- [Your objective]:
Leave out the pictures; transcribe all else exactly.
## BEGIN Data for processing
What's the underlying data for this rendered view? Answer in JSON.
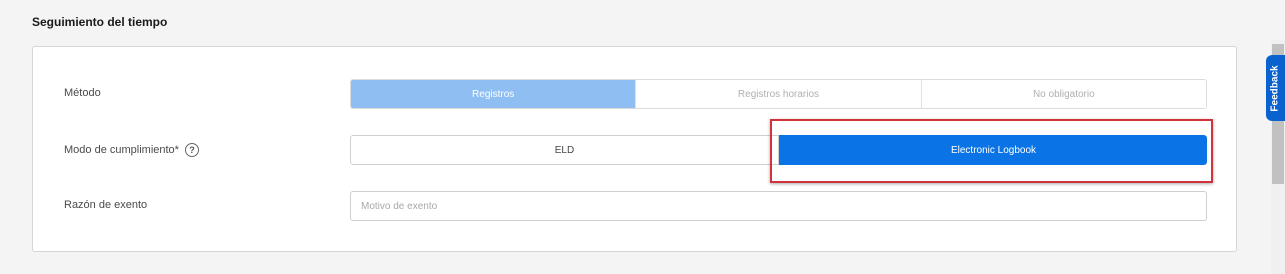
{
  "section": {
    "title": "Seguimiento del tiempo"
  },
  "method": {
    "label": "Método",
    "options": [
      "Registros",
      "Registros horarios",
      "No obligatorio"
    ],
    "selected": "Registros"
  },
  "compliance": {
    "label": "Modo de cumplimiento*",
    "help_icon": "question-circle-icon",
    "help_glyph": "?",
    "options": [
      "ELD",
      "Electronic Logbook"
    ],
    "selected": "Electronic Logbook"
  },
  "exempt": {
    "label": "Razón de exento",
    "placeholder": "Motivo de exento",
    "value": ""
  },
  "feedback": {
    "label": "Feedback"
  },
  "colors": {
    "primary": "#0a74e6",
    "selected_light": "#8fbff2",
    "annotation_red": "#d0343a",
    "feedback_tab": "#0a62cf"
  }
}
## END Data for processing
- [Result below]:
What's the underlying data for this rendered view? Answer in JSON.
{
  "section": {
    "title": "Seguimiento del tiempo"
  },
  "method": {
    "label": "Método",
    "options": [
      "Registros",
      "Registros horarios",
      "No obligatorio"
    ],
    "selected": "Registros"
  },
  "compliance": {
    "label": "Modo de cumplimiento*",
    "help_icon": "question-circle-icon",
    "help_glyph": "?",
    "options": [
      "ELD",
      "Electronic Logbook"
    ],
    "selected": "Electronic Logbook"
  },
  "exempt": {
    "label": "Razón de exento",
    "placeholder": "Motivo de exento",
    "value": ""
  },
  "feedback": {
    "label": "Feedback"
  },
  "colors": {
    "primary": "#0a74e6",
    "selected_light": "#8fbff2",
    "annotation_red": "#d0343a",
    "feedback_tab": "#0a62cf"
  }
}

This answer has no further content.